___ MATERIAL FOR THIS TASK
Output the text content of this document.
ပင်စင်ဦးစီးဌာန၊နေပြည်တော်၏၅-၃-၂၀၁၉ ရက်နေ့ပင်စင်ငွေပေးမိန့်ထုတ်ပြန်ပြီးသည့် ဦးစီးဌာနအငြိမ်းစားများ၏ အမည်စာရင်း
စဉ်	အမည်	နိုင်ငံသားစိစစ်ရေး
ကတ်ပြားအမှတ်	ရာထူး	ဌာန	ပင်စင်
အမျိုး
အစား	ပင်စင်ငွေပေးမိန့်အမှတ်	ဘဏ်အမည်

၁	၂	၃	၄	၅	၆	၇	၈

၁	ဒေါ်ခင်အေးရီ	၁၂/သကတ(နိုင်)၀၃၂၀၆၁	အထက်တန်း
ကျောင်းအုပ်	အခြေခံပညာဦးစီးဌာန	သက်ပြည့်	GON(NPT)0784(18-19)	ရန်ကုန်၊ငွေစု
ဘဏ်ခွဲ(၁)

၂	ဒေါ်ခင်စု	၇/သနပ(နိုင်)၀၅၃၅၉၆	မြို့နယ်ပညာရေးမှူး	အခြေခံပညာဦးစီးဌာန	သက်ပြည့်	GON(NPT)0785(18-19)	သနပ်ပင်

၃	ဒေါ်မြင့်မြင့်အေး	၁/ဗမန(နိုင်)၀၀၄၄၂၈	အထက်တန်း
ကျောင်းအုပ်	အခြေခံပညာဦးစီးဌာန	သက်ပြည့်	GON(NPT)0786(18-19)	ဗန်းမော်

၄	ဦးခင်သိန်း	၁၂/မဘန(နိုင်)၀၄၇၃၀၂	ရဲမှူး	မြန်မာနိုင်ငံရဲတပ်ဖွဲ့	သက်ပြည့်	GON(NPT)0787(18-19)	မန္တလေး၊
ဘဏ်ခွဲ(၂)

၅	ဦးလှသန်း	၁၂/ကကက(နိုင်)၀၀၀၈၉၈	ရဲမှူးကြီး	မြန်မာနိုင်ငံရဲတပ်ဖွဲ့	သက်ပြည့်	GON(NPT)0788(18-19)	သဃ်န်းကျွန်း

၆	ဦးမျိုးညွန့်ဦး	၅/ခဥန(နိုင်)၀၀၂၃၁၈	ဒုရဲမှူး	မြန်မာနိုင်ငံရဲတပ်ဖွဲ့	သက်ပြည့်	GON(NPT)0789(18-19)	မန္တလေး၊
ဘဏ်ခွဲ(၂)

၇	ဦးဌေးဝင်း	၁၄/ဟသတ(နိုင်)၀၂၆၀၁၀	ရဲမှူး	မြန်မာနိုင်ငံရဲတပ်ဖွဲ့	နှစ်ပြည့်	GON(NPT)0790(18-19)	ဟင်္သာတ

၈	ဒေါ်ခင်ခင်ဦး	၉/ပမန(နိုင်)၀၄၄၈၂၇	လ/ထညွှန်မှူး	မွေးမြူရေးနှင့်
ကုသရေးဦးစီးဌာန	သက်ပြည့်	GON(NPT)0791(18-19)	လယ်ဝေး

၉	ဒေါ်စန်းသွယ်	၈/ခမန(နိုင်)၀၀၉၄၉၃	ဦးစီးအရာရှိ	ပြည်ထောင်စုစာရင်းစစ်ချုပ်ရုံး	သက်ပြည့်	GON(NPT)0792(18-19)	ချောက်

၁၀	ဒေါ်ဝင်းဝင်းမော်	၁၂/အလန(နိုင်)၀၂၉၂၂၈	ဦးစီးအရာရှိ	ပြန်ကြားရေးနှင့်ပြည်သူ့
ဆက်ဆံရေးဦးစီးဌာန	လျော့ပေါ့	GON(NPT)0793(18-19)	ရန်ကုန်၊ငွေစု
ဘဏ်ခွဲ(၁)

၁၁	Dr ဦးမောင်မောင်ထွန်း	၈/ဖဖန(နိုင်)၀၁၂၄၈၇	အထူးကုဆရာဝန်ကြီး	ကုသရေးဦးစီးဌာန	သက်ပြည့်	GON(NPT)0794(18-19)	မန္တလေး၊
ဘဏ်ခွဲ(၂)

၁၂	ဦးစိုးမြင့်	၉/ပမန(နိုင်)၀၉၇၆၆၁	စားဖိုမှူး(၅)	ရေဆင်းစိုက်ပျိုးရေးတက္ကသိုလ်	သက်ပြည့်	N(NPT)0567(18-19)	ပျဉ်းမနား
______
WHAT TO WORK ON: Once more, set down the full listing, verbatim.

WRITTEN RESPONSE:
Output the text content of this document.
ပင်စင်ဦးစီးဌာန၊နေပြည်တော်၏၅-၃-၂၀၁၉ ရက်နေ့ပင်စင်ငွေပေးမိန့်ထုတ်ပြန်ပြီးသည့် ဦးစီးဌာနအငြိမ်းစားများ၏ အမည်စာရင်း
စဉ်	အမည်	နိုင်ငံသားစိစစ်ရေး
ကတ်ပြားအမှတ်	ရာထူး	ဌာန	ပင်စင်
အမျိုး
အစား	ပင်စင်ငွေပေးမိန့်အမှတ်	ဘဏ်အမည်

၁	၂	၃	၄	၅	၆	၇	၈

၁	ဒေါ်ခင်အေးရီ	၁၂/သကတ(နိုင်)၀၃၂၀၆၁	အထက်တန်း
ကျောင်းအုပ်	အခြေခံပညာဦးစီးဌာန	သက်ပြည့်	GON(NPT)0784(18-19)	ရန်ကုန်၊ငွေစု
ဘဏ်ခွဲ(၁)

၂	ဒေါ်ခင်စု	၇/သနပ(နိုင်)၀၅၃၅၉၆	မြို့နယ်ပညာရေးမှူး	အခြေခံပညာဦးစီးဌာန	သက်ပြည့်	GON(NPT)0785(18-19)	သနပ်ပင်

၃	ဒေါ်မြင့်မြင့်အေး	၁/ဗမန(နိုင်)၀၀၄၄၂၈	အထက်တန်း
ကျောင်းအုပ်	အခြေခံပညာဦးစီးဌာန	သက်ပြည့်	GON(NPT)0786(18-19)	ဗန်းမော်

၄	ဦးခင်သိန်း	၁၂/မဘန(နိုင်)၀၄၇၃၀၂	ရဲမှူး	မြန်မာနိုင်ငံရဲတပ်ဖွဲ့	သက်ပြည့်	GON(NPT)0787(18-19)	မန္တလေး၊
ဘဏ်ခွဲ(၂)

၅	ဦးလှသန်း	၁၂/ကကက(နိုင်)၀၀၀၈၉၈	ရဲမှူးကြီး	မြန်မာနိုင်ငံရဲတပ်ဖွဲ့	သက်ပြည့်	GON(NPT)0788(18-19)	သဃ်န်းကျွန်း

၆	ဦးမျိုးညွန့်ဦး	၅/ခဥန(နိုင်)၀၀၂၃၁၈	ဒုရဲမှူး	မြန်မာနိုင်ငံရဲတပ်ဖွဲ့	သက်ပြည့်	GON(NPT)0789(18-19)	မန္တလေး၊
ဘဏ်ခွဲ(၂)

၇	ဦးဌေးဝင်း	၁၄/ဟသတ(နိုင်)၀၂၆၀၁၀	ရဲမှူး	မြန်မာနိုင်ငံရဲတပ်ဖွဲ့	နှစ်ပြည့်	GON(NPT)0790(18-19)	ဟင်္သာတ

၈	ဒေါ်ခင်ခင်ဦး	၉/ပမန(နိုင်)၀၄၄၈၂၇	လ/ထညွှန်မှူး	မွေးမြူရေးနှင့်
ကုသရေးဦးစီးဌာန	သက်ပြည့်	GON(NPT)0791(18-19)	လယ်ဝေး

၉	ဒေါ်စန်းသွယ်	၈/ခမန(နိုင်)၀၀၉၄၉၃	ဦးစီးအရာရှိ	ပြည်ထောင်စုစာရင်းစစ်ချုပ်ရုံး	သက်ပြည့်	GON(NPT)0792(18-19)	ချောက်

၁၀	ဒေါ်ဝင်းဝင်းမော်	၁၂/အလန(နိုင်)၀၂၉၂၂၈	ဦးစီးအရာရှိ	ပြန်ကြားရေးနှင့်ပြည်သူ့
ဆက်ဆံရေးဦးစီးဌာန	လျော့ပေါ့	GON(NPT)0793(18-19)	ရန်ကုန်၊ငွေစု
ဘဏ်ခွဲ(၁)

၁၁	Dr ဦးမောင်မောင်ထွန်း	၈/ဖဖန(နိုင်)၀၁၂၄၈၇	အထူးကုဆရာဝန်ကြီး	ကုသရေးဦးစီးဌာန	သက်ပြည့်	GON(NPT)0794(18-19)	မန္တလေး၊
ဘဏ်ခွဲ(၂)

၁၂	ဦးစိုးမြင့်	၉/ပမန(နိုင်)၀၉၇၆၆၁	စားဖိုမှူး(၅)	ရေဆင်းစိုက်ပျိုးရေးတက္ကသိုလ်	သက်ပြည့်	N(NPT)0567(18-19)	ပျဉ်းမနား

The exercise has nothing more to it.